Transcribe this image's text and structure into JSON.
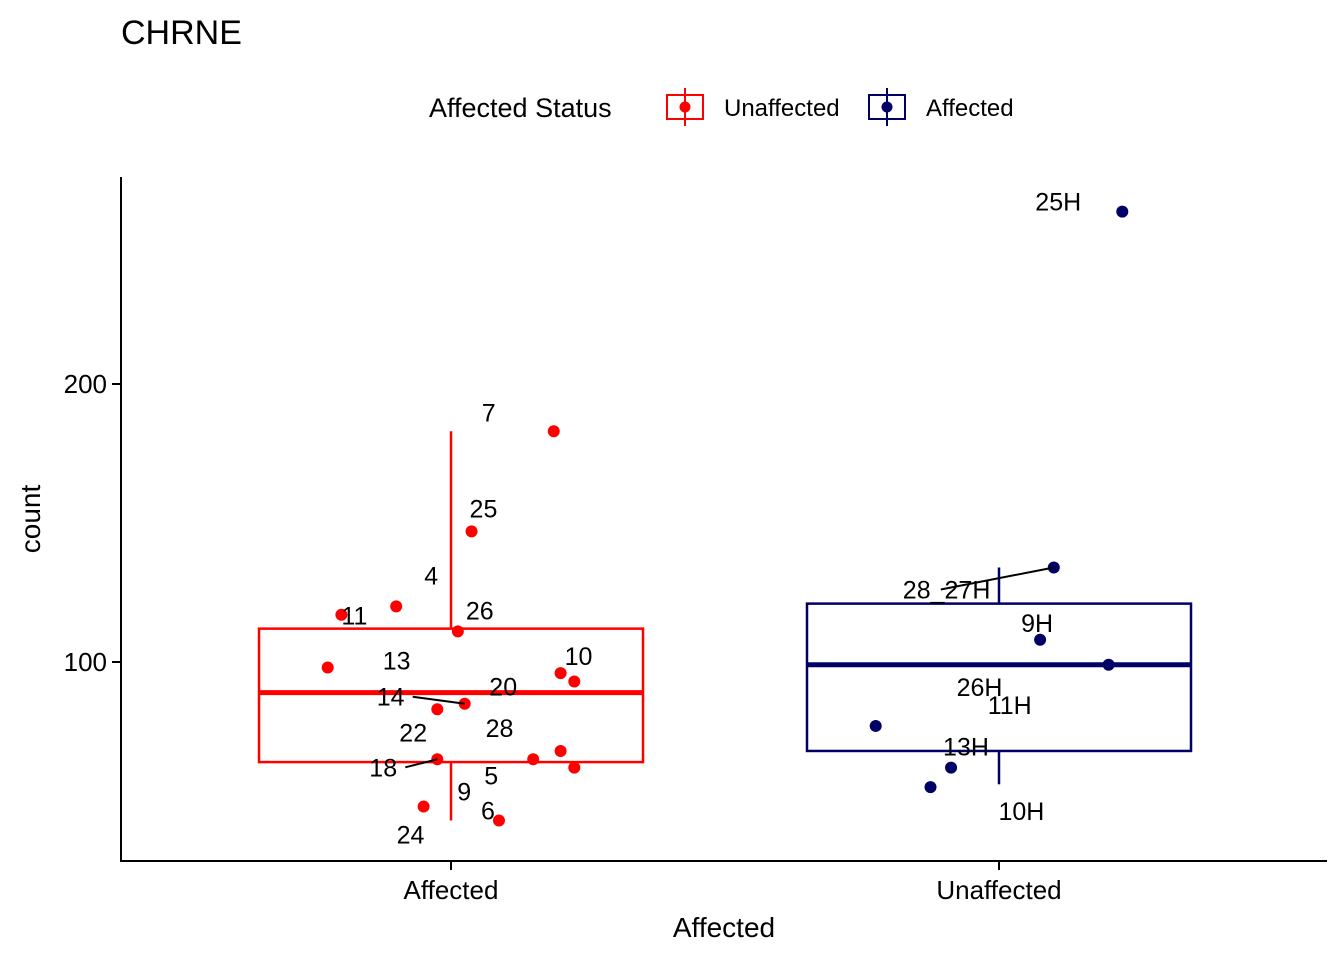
{
  "chart_data": {
    "type": "boxplot",
    "title": "CHRNE",
    "xlabel": "Affected",
    "ylabel": "count",
    "ylim": [
      32,
      272
    ],
    "yticks": [
      100,
      200
    ],
    "categories": [
      "Affected",
      "Unaffected"
    ],
    "grid": false,
    "legend": {
      "title": "Affected Status",
      "position": "top",
      "entries": [
        {
          "label": "Unaffected",
          "color": "#ff0000"
        },
        {
          "label": "Affected",
          "color": "#000066"
        }
      ]
    },
    "boxes": [
      {
        "category": "Affected",
        "group": "Unaffected",
        "color": "#ff0000",
        "whisker_low": 43,
        "q1": 64,
        "median": 89,
        "q3": 112,
        "whisker_high": 183
      },
      {
        "category": "Unaffected",
        "group": "Affected",
        "color": "#000066",
        "whisker_low": 56,
        "q1": 68,
        "median": 99,
        "q3": 121,
        "whisker_high": 134
      }
    ],
    "points": [
      {
        "category": "Affected",
        "jitter": 0.15,
        "y": 183,
        "label": "7"
      },
      {
        "category": "Affected",
        "jitter": 0.03,
        "y": 147,
        "label": "25"
      },
      {
        "category": "Affected",
        "jitter": -0.08,
        "y": 120,
        "label": "4"
      },
      {
        "category": "Affected",
        "jitter": -0.16,
        "y": 117,
        "label": "11"
      },
      {
        "category": "Affected",
        "jitter": 0.01,
        "y": 111,
        "label": "26"
      },
      {
        "category": "Affected",
        "jitter": -0.18,
        "y": 98,
        "label": "13"
      },
      {
        "category": "Affected",
        "jitter": 0.16,
        "y": 96,
        "label": "10"
      },
      {
        "category": "Affected",
        "jitter": 0.18,
        "y": 93,
        "label": "20"
      },
      {
        "category": "Affected",
        "jitter": 0.02,
        "y": 85,
        "label": "14"
      },
      {
        "category": "Affected",
        "jitter": -0.02,
        "y": 83,
        "label": "22"
      },
      {
        "category": "Affected",
        "jitter": 0.16,
        "y": 68,
        "label": "28"
      },
      {
        "category": "Affected",
        "jitter": 0.12,
        "y": 65,
        "label": "5"
      },
      {
        "category": "Affected",
        "jitter": -0.02,
        "y": 65,
        "label": "18"
      },
      {
        "category": "Affected",
        "jitter": 0.18,
        "y": 62,
        "label": "9"
      },
      {
        "category": "Affected",
        "jitter": -0.04,
        "y": 48,
        "label": "24"
      },
      {
        "category": "Affected",
        "jitter": 0.07,
        "y": 43,
        "label": "6"
      },
      {
        "category": "Unaffected",
        "jitter": 0.18,
        "y": 262,
        "label": "25H"
      },
      {
        "category": "Unaffected",
        "jitter": 0.08,
        "y": 134,
        "label": "28_27H"
      },
      {
        "category": "Unaffected",
        "jitter": 0.06,
        "y": 108,
        "label": "9H"
      },
      {
        "category": "Unaffected",
        "jitter": 0.16,
        "y": 99,
        "label": "26H"
      },
      {
        "category": "Unaffected",
        "jitter": -0.18,
        "y": 77,
        "label": "11H"
      },
      {
        "category": "Unaffected",
        "jitter": -0.07,
        "y": 62,
        "label": "13H"
      },
      {
        "category": "Unaffected",
        "jitter": -0.1,
        "y": 55,
        "label": "10H"
      }
    ]
  }
}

-*-

TASK BRIEF:
Look above for every line with the word "color" and copy it.

TASK OUTPUT:
          "color": "#ff0000"
          "color": "#000066"
        "color": "#ff0000",
        "color": "#000066",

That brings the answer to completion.